* BEGIN Material for this task *

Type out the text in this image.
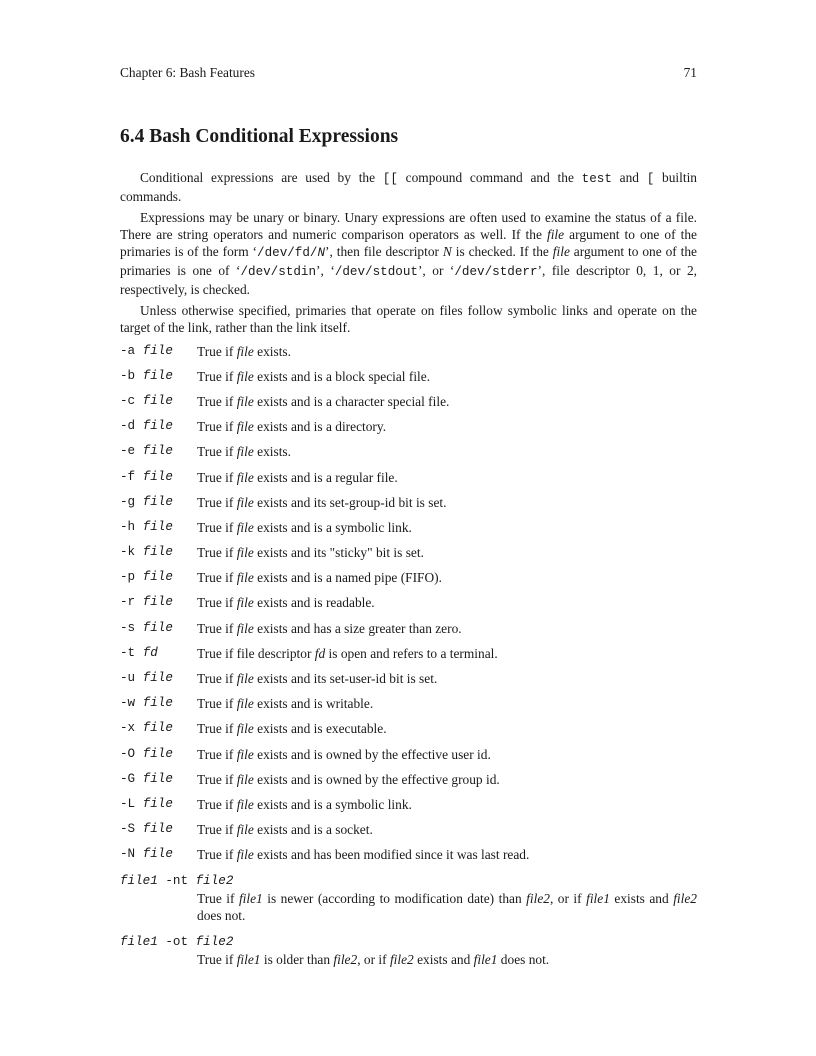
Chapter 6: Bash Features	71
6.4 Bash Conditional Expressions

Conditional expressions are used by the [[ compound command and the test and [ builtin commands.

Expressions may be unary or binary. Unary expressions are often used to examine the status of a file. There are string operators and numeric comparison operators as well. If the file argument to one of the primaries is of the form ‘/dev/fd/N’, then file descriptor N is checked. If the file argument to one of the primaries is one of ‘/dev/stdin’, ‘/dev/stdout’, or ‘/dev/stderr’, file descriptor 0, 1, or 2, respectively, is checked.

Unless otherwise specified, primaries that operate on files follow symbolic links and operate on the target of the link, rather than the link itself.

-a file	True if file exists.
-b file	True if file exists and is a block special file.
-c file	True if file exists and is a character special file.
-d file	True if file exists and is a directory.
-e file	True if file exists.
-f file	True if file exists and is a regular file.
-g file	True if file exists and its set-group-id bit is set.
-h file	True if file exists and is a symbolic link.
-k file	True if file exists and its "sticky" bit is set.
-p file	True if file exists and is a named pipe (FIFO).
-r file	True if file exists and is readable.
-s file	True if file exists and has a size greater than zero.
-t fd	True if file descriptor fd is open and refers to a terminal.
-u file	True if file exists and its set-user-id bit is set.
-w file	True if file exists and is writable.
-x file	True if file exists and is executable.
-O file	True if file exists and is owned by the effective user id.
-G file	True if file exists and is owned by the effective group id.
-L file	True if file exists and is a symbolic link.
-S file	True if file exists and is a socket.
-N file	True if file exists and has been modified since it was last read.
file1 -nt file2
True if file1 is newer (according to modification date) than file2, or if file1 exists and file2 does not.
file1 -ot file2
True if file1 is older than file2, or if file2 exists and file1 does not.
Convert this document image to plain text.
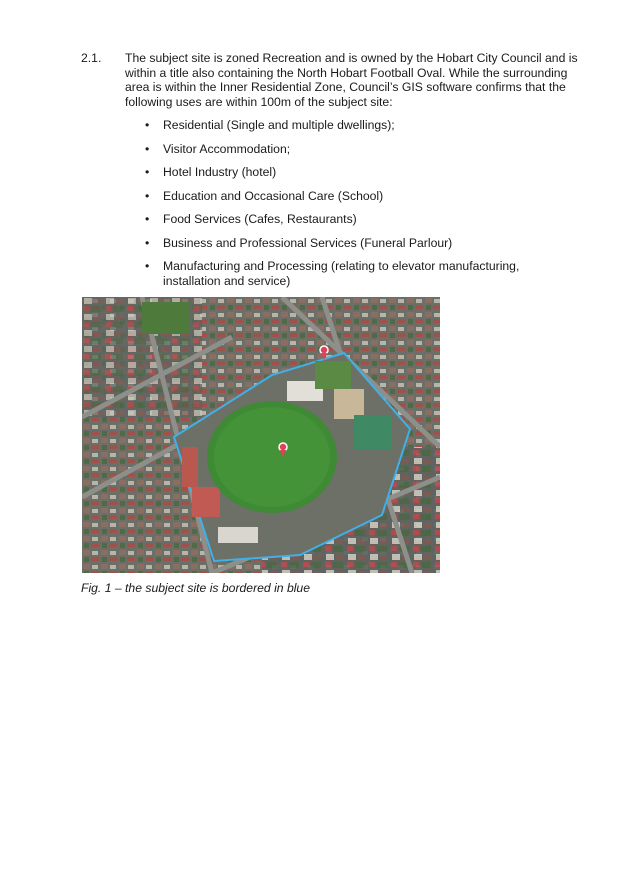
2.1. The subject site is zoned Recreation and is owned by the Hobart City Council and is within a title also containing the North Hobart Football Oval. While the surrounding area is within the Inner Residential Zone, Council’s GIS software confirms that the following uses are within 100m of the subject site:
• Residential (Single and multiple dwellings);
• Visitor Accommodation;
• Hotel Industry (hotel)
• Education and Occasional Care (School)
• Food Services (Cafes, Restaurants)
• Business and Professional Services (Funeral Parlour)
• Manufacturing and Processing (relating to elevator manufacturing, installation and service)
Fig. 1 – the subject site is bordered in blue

* END Material for this task *

Write out each line of the data that holds the string "Services".

Solution for this problem:
• Food Services (Cafes, Restaurants)
• Business and Professional Services (Funeral Parlour)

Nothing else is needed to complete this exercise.